** Begin **
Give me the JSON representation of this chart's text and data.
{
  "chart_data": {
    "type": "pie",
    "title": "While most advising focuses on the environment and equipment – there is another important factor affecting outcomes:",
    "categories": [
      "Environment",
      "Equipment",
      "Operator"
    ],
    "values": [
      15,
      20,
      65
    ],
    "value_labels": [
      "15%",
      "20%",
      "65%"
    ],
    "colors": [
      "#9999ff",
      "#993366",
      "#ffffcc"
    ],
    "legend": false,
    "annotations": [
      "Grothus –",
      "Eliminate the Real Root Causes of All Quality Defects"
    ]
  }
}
** End **
◆ **Objective**
All of the data needs to be reproduced exactly, with no line missing.

◆ **Response to the exercise**
Give me the JSON representation of this chart's text and data.
{
  "chart_data": {
    "type": "pie",
    "title": "While most advising focuses on the environment and equipment – there is another important factor affecting outcomes:",
    "categories": [
      "Environment",
      "Equipment",
      "Operator"
    ],
    "values": [
      15,
      20,
      65
    ],
    "value_labels": [
      "15%",
      "20%",
      "65%"
    ],
    "colors": [
      "#9999ff",
      "#993366",
      "#ffffcc"
    ],
    "legend": false,
    "annotations": [
      "Grothus –",
      "Eliminate the Real Root Causes of All Quality Defects"
    ]
  }
}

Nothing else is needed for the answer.